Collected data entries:
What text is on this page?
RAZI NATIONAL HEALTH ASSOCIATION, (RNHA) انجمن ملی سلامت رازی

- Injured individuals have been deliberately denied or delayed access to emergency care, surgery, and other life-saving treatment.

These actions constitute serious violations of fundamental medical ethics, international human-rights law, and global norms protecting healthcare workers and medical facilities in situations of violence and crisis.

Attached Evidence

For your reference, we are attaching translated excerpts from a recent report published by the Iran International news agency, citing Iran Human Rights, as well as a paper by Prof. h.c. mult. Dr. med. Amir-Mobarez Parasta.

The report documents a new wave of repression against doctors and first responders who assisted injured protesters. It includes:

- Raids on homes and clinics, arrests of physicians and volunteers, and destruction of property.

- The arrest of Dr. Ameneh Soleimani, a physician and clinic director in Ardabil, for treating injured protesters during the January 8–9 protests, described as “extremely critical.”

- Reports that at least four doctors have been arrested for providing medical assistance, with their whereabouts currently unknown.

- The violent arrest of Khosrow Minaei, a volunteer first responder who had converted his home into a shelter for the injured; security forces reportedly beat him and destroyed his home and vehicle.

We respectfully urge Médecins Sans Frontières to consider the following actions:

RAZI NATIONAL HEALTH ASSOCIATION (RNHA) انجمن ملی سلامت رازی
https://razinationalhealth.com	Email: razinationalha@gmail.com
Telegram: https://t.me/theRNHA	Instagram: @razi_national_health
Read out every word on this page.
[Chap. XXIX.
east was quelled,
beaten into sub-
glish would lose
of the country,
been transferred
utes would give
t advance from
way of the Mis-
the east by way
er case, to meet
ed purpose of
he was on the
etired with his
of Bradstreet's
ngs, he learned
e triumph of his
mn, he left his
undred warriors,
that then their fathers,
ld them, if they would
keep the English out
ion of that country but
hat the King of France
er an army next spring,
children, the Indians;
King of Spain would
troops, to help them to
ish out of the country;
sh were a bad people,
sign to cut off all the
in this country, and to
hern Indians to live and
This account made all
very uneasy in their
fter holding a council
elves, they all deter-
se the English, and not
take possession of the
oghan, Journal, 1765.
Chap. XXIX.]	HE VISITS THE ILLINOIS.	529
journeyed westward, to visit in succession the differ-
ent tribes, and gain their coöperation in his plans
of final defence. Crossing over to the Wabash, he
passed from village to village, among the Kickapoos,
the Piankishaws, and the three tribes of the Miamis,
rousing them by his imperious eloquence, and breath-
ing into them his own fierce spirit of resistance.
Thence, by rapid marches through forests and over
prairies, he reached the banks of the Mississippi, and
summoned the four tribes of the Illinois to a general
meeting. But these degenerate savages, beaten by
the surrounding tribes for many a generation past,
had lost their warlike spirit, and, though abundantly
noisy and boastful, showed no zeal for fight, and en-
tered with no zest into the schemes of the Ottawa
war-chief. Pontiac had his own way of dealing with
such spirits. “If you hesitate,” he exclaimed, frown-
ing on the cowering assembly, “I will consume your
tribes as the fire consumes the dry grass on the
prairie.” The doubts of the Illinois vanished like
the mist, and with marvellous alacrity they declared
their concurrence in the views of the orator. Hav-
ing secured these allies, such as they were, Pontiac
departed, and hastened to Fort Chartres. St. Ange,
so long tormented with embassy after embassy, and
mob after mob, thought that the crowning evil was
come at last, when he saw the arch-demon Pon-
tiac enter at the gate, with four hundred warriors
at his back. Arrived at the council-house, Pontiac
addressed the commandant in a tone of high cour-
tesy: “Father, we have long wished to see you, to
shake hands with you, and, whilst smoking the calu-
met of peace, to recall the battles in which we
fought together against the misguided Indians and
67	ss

> **What you need to do**
Without omitting anything, output the entries exactly.

> **Finished task**
What text is on this page?
RAZI NATIONAL HEALTH ASSOCIATION, (RNHA) انجمن ملی سلامت رازی

- Injured individuals have been deliberately denied or delayed access to emergency care, surgery, and other life-saving treatment.

These actions constitute serious violations of fundamental medical ethics, international human-rights law, and global norms protecting healthcare workers and medical facilities in situations of violence and crisis.

Attached Evidence

For your reference, we are attaching translated excerpts from a recent report published by the Iran International news agency, citing Iran Human Rights, as well as a paper by Prof. h.c. mult. Dr. med. Amir-Mobarez Parasta.

The report documents a new wave of repression against doctors and first responders who assisted injured protesters. It includes:

- Raids on homes and clinics, arrests of physicians and volunteers, and destruction of property.

- The arrest of Dr. Ameneh Soleimani, a physician and clinic director in Ardabil, for treating injured protesters during the January 8–9 protests, described as “extremely critical.”

- Reports that at least four doctors have been arrested for providing medical assistance, with their whereabouts currently unknown.

- The violent arrest of Khosrow Minaei, a volunteer first responder who had converted his home into a shelter for the injured; security forces reportedly beat him and destroyed his home and vehicle.

We respectfully urge Médecins Sans Frontières to consider the following actions:

RAZI NATIONAL HEALTH ASSOCIATION (RNHA) انجمن ملی سلامت رازی
https://razinationalhealth.com	Email: razinationalha@gmail.com
Telegram: https://t.me/theRNHA	Instagram: @razi_national_health
Read out every word on this page.
[Chap. XXIX.
east was quelled,
beaten into sub-
glish would lose
of the country,
been transferred
utes would give
t advance from
way of the Mis-
the east by way
er case, to meet
ed purpose of
he was on the
etired with his
of Bradstreet's
ngs, he learned
e triumph of his
mn, he left his
undred warriors,
that then their fathers,
ld them, if they would
keep the English out
ion of that country but
hat the King of France
er an army next spring,
children, the Indians;
King of Spain would
troops, to help them to
ish out of the country;
sh were a bad people,
sign to cut off all the
in this country, and to
hern Indians to live and
This account made all
very uneasy in their
fter holding a council
elves, they all deter-
se the English, and not
take possession of the
oghan, Journal, 1765.
Chap. XXIX.]	HE VISITS THE ILLINOIS.	529
journeyed westward, to visit in succession the differ-
ent tribes, and gain their coöperation in his plans
of final defence. Crossing over to the Wabash, he
passed from village to village, among the Kickapoos,
the Piankishaws, and the three tribes of the Miamis,
rousing them by his imperious eloquence, and breath-
ing into them his own fierce spirit of resistance.
Thence, by rapid marches through forests and over
prairies, he reached the banks of the Mississippi, and
summoned the four tribes of the Illinois to a general
meeting. But these degenerate savages, beaten by
the surrounding tribes for many a generation past,
had lost their warlike spirit, and, though abundantly
noisy and boastful, showed no zeal for fight, and en-
tered with no zest into the schemes of the Ottawa
war-chief. Pontiac had his own way of dealing with
such spirits. “If you hesitate,” he exclaimed, frown-
ing on the cowering assembly, “I will consume your
tribes as the fire consumes the dry grass on the
prairie.” The doubts of the Illinois vanished like
the mist, and with marvellous alacrity they declared
their concurrence in the views of the orator. Hav-
ing secured these allies, such as they were, Pontiac
departed, and hastened to Fort Chartres. St. Ange,
so long tormented with embassy after embassy, and
mob after mob, thought that the crowning evil was
come at last, when he saw the arch-demon Pon-
tiac enter at the gate, with four hundred warriors
at his back. Arrived at the council-house, Pontiac
addressed the commandant in a tone of high cour-
tesy: “Father, we have long wished to see you, to
shake hands with you, and, whilst smoking the calu-
met of peace, to recall the battles in which we
fought together against the misguided Indians and
67	ss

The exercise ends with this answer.